● GOAL: Count lines, not occurrences: report how many lines in the records hold the string "JSON", and nothing else.

● MATERIAL SHOWN:
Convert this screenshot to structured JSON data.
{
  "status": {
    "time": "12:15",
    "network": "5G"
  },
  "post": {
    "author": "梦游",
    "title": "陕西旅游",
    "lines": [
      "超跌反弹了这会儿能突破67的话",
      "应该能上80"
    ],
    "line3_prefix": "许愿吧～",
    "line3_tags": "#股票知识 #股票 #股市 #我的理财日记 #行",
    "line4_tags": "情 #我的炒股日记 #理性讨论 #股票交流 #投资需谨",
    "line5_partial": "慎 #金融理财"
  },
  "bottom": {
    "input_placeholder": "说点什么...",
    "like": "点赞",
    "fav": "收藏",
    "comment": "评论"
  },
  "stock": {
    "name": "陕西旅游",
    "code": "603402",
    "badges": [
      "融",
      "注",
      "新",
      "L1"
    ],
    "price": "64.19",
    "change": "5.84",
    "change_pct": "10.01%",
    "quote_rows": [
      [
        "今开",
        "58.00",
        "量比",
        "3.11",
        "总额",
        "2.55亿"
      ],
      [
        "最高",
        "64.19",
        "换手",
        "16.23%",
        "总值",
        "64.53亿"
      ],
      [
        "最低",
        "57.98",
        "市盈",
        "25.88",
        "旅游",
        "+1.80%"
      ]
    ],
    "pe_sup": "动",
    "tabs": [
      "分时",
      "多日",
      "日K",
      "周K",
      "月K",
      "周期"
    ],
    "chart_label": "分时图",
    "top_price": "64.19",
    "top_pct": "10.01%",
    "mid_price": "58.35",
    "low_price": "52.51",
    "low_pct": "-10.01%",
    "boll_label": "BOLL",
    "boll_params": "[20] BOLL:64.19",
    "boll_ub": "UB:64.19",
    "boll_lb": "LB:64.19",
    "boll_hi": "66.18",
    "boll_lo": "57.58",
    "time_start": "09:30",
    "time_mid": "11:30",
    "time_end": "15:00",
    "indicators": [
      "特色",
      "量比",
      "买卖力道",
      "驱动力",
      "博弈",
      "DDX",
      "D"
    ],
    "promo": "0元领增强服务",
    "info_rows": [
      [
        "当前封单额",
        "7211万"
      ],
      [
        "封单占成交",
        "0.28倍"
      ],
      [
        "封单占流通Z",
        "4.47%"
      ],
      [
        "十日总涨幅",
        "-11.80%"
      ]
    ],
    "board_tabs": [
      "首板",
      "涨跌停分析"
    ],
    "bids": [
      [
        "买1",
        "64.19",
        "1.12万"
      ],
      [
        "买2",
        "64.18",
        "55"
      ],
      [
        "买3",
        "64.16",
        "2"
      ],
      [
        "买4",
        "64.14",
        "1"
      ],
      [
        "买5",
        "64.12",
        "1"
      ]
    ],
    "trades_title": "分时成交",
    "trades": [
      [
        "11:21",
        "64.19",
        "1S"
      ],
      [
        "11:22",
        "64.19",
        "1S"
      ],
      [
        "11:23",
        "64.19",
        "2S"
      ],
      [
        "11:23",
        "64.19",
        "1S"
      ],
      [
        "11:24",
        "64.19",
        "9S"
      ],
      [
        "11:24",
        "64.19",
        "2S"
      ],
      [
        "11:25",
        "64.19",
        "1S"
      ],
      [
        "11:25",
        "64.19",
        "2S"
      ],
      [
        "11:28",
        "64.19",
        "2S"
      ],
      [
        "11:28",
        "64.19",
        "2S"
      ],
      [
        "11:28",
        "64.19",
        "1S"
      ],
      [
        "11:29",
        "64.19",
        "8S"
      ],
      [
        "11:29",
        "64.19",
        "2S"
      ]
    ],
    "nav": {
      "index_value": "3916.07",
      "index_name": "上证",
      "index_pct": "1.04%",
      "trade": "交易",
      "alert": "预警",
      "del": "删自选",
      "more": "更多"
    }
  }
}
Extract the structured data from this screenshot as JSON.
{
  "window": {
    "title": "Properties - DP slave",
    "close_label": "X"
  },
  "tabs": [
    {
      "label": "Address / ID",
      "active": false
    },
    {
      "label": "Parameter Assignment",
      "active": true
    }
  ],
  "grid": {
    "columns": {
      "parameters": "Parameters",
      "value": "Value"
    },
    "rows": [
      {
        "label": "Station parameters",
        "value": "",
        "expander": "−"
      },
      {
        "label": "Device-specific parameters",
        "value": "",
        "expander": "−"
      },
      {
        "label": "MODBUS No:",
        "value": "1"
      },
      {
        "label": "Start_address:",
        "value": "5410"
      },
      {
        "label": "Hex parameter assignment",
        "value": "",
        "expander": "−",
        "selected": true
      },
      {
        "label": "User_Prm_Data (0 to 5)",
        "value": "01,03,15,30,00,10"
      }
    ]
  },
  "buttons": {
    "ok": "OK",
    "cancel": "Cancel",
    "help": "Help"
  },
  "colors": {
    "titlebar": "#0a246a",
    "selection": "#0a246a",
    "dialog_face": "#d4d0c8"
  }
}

● OUTPUT FOR THIS TASK: 2